**GIVEN TASK**
Print the data that follows exactly.

# START OF DATA SHOWN

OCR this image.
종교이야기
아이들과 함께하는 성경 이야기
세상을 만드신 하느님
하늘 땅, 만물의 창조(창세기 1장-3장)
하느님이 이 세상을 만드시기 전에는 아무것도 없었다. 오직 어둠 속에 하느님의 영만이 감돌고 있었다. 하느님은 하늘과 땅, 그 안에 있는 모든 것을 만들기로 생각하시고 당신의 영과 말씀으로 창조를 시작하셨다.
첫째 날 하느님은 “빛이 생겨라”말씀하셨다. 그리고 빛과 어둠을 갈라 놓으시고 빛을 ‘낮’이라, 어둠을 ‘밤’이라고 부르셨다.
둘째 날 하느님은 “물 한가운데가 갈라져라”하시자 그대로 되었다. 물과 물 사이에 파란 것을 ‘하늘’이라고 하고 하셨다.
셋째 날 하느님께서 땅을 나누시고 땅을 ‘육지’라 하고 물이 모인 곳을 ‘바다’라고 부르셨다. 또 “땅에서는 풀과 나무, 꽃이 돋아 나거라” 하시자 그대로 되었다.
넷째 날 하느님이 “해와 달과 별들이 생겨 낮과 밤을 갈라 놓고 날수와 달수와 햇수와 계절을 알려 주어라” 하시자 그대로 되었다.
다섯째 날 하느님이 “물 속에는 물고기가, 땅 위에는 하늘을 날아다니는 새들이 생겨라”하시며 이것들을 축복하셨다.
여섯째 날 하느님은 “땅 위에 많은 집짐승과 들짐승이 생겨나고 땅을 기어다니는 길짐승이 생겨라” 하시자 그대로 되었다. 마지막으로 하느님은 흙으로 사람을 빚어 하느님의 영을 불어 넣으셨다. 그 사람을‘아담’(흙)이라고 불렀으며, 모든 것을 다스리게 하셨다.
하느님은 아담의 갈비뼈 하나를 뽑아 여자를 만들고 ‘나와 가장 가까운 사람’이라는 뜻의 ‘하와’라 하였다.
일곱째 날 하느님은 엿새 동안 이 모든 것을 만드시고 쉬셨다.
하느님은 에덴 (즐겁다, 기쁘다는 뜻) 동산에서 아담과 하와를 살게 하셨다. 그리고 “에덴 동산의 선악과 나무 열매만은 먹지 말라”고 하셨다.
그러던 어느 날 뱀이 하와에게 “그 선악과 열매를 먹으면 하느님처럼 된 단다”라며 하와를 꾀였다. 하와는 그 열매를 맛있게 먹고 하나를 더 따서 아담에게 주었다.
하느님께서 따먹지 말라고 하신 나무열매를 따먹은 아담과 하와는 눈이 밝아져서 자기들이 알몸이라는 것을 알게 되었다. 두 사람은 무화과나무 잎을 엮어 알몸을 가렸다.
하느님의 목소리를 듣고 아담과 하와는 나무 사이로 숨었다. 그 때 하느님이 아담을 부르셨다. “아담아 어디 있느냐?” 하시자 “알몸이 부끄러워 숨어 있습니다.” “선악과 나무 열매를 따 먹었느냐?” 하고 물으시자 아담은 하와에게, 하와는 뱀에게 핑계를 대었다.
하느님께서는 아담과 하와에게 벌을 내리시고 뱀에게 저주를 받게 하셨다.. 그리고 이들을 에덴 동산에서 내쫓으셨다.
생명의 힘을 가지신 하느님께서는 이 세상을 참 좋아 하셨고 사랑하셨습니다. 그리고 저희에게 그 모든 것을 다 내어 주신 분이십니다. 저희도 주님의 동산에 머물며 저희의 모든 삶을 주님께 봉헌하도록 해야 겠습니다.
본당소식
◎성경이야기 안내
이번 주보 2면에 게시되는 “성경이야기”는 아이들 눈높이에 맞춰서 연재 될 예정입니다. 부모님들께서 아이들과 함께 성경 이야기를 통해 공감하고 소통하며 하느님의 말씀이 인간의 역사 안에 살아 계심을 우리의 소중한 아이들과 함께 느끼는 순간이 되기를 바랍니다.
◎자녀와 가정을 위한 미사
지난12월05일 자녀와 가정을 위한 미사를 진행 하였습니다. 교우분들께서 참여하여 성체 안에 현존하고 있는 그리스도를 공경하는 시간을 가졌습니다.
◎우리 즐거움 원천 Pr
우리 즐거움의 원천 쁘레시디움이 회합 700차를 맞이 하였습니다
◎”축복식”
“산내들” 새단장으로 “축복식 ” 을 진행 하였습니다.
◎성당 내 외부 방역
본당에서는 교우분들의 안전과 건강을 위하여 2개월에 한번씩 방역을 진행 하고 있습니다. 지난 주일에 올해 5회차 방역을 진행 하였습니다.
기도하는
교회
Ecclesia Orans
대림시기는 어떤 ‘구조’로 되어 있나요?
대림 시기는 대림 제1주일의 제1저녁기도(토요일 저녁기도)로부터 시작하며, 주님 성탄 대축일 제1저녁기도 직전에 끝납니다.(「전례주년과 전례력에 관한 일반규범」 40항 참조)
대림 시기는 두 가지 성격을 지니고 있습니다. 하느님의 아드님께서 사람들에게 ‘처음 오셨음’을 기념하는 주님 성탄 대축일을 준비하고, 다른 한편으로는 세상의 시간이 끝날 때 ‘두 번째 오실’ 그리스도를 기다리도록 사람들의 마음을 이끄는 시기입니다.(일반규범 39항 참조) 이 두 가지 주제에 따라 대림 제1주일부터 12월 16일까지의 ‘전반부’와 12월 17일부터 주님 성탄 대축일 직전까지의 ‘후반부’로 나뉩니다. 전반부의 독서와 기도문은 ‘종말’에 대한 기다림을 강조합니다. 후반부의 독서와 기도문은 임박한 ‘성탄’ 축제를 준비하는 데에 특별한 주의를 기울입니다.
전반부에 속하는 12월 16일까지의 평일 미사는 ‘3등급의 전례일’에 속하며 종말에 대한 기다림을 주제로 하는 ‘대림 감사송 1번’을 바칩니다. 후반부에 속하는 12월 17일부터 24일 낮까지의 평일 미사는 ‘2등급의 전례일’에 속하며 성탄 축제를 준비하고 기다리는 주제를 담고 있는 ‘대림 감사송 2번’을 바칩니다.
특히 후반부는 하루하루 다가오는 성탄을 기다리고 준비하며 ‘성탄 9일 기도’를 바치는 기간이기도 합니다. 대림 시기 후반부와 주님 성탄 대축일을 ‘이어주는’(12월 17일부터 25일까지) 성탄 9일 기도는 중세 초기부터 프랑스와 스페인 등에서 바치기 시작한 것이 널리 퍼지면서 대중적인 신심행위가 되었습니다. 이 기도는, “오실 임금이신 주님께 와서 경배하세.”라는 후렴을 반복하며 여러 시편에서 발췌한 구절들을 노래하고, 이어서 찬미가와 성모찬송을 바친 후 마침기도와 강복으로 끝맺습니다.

# END OF DATA SHOWN

**TASK ANSWER**
OCR this image.
종교이야기
아이들과 함께하는 성경 이야기
세상을 만드신 하느님
하늘 땅, 만물의 창조(창세기 1장-3장)
하느님이 이 세상을 만드시기 전에는 아무것도 없었다. 오직 어둠 속에 하느님의 영만이 감돌고 있었다. 하느님은 하늘과 땅, 그 안에 있는 모든 것을 만들기로 생각하시고 당신의 영과 말씀으로 창조를 시작하셨다.
첫째 날 하느님은 “빛이 생겨라”말씀하셨다. 그리고 빛과 어둠을 갈라 놓으시고 빛을 ‘낮’이라, 어둠을 ‘밤’이라고 부르셨다.
둘째 날 하느님은 “물 한가운데가 갈라져라”하시자 그대로 되었다. 물과 물 사이에 파란 것을 ‘하늘’이라고 하고 하셨다.
셋째 날 하느님께서 땅을 나누시고 땅을 ‘육지’라 하고 물이 모인 곳을 ‘바다’라고 부르셨다. 또 “땅에서는 풀과 나무, 꽃이 돋아 나거라” 하시자 그대로 되었다.
넷째 날 하느님이 “해와 달과 별들이 생겨 낮과 밤을 갈라 놓고 날수와 달수와 햇수와 계절을 알려 주어라” 하시자 그대로 되었다.
다섯째 날 하느님이 “물 속에는 물고기가, 땅 위에는 하늘을 날아다니는 새들이 생겨라”하시며 이것들을 축복하셨다.
여섯째 날 하느님은 “땅 위에 많은 집짐승과 들짐승이 생겨나고 땅을 기어다니는 길짐승이 생겨라” 하시자 그대로 되었다. 마지막으로 하느님은 흙으로 사람을 빚어 하느님의 영을 불어 넣으셨다. 그 사람을‘아담’(흙)이라고 불렀으며, 모든 것을 다스리게 하셨다.
하느님은 아담의 갈비뼈 하나를 뽑아 여자를 만들고 ‘나와 가장 가까운 사람’이라는 뜻의 ‘하와’라 하였다.
일곱째 날 하느님은 엿새 동안 이 모든 것을 만드시고 쉬셨다.
하느님은 에덴 (즐겁다, 기쁘다는 뜻) 동산에서 아담과 하와를 살게 하셨다. 그리고 “에덴 동산의 선악과 나무 열매만은 먹지 말라”고 하셨다.
그러던 어느 날 뱀이 하와에게 “그 선악과 열매를 먹으면 하느님처럼 된 단다”라며 하와를 꾀였다. 하와는 그 열매를 맛있게 먹고 하나를 더 따서 아담에게 주었다.
하느님께서 따먹지 말라고 하신 나무열매를 따먹은 아담과 하와는 눈이 밝아져서 자기들이 알몸이라는 것을 알게 되었다. 두 사람은 무화과나무 잎을 엮어 알몸을 가렸다.
하느님의 목소리를 듣고 아담과 하와는 나무 사이로 숨었다. 그 때 하느님이 아담을 부르셨다. “아담아 어디 있느냐?” 하시자 “알몸이 부끄러워 숨어 있습니다.” “선악과 나무 열매를 따 먹었느냐?” 하고 물으시자 아담은 하와에게, 하와는 뱀에게 핑계를 대었다.
하느님께서는 아담과 하와에게 벌을 내리시고 뱀에게 저주를 받게 하셨다.. 그리고 이들을 에덴 동산에서 내쫓으셨다.
생명의 힘을 가지신 하느님께서는 이 세상을 참 좋아 하셨고 사랑하셨습니다. 그리고 저희에게 그 모든 것을 다 내어 주신 분이십니다. 저희도 주님의 동산에 머물며 저희의 모든 삶을 주님께 봉헌하도록 해야 겠습니다.
본당소식
◎성경이야기 안내
이번 주보 2면에 게시되는 “성경이야기”는 아이들 눈높이에 맞춰서 연재 될 예정입니다. 부모님들께서 아이들과 함께 성경 이야기를 통해 공감하고 소통하며 하느님의 말씀이 인간의 역사 안에 살아 계심을 우리의 소중한 아이들과 함께 느끼는 순간이 되기를 바랍니다.
◎자녀와 가정을 위한 미사
지난12월05일 자녀와 가정을 위한 미사를 진행 하였습니다. 교우분들께서 참여하여 성체 안에 현존하고 있는 그리스도를 공경하는 시간을 가졌습니다.
◎우리 즐거움 원천 Pr
우리 즐거움의 원천 쁘레시디움이 회합 700차를 맞이 하였습니다
◎”축복식”
“산내들” 새단장으로 “축복식 ” 을 진행 하였습니다.
◎성당 내 외부 방역
본당에서는 교우분들의 안전과 건강을 위하여 2개월에 한번씩 방역을 진행 하고 있습니다. 지난 주일에 올해 5회차 방역을 진행 하였습니다.
기도하는
교회
Ecclesia Orans
대림시기는 어떤 ‘구조’로 되어 있나요?
대림 시기는 대림 제1주일의 제1저녁기도(토요일 저녁기도)로부터 시작하며, 주님 성탄 대축일 제1저녁기도 직전에 끝납니다.(「전례주년과 전례력에 관한 일반규범」 40항 참조)
대림 시기는 두 가지 성격을 지니고 있습니다. 하느님의 아드님께서 사람들에게 ‘처음 오셨음’을 기념하는 주님 성탄 대축일을 준비하고, 다른 한편으로는 세상의 시간이 끝날 때 ‘두 번째 오실’ 그리스도를 기다리도록 사람들의 마음을 이끄는 시기입니다.(일반규범 39항 참조) 이 두 가지 주제에 따라 대림 제1주일부터 12월 16일까지의 ‘전반부’와 12월 17일부터 주님 성탄 대축일 직전까지의 ‘후반부’로 나뉩니다. 전반부의 독서와 기도문은 ‘종말’에 대한 기다림을 강조합니다. 후반부의 독서와 기도문은 임박한 ‘성탄’ 축제를 준비하는 데에 특별한 주의를 기울입니다.
전반부에 속하는 12월 16일까지의 평일 미사는 ‘3등급의 전례일’에 속하며 종말에 대한 기다림을 주제로 하는 ‘대림 감사송 1번’을 바칩니다. 후반부에 속하는 12월 17일부터 24일 낮까지의 평일 미사는 ‘2등급의 전례일’에 속하며 성탄 축제를 준비하고 기다리는 주제를 담고 있는 ‘대림 감사송 2번’을 바칩니다.
특히 후반부는 하루하루 다가오는 성탄을 기다리고 준비하며 ‘성탄 9일 기도’를 바치는 기간이기도 합니다. 대림 시기 후반부와 주님 성탄 대축일을 ‘이어주는’(12월 17일부터 25일까지) 성탄 9일 기도는 중세 초기부터 프랑스와 스페인 등에서 바치기 시작한 것이 널리 퍼지면서 대중적인 신심행위가 되었습니다. 이 기도는, “오실 임금이신 주님께 와서 경배하세.”라는 후렴을 반복하며 여러 시편에서 발췌한 구절들을 노래하고, 이어서 찬미가와 성모찬송을 바친 후 마침기도와 강복으로 끝맺습니다.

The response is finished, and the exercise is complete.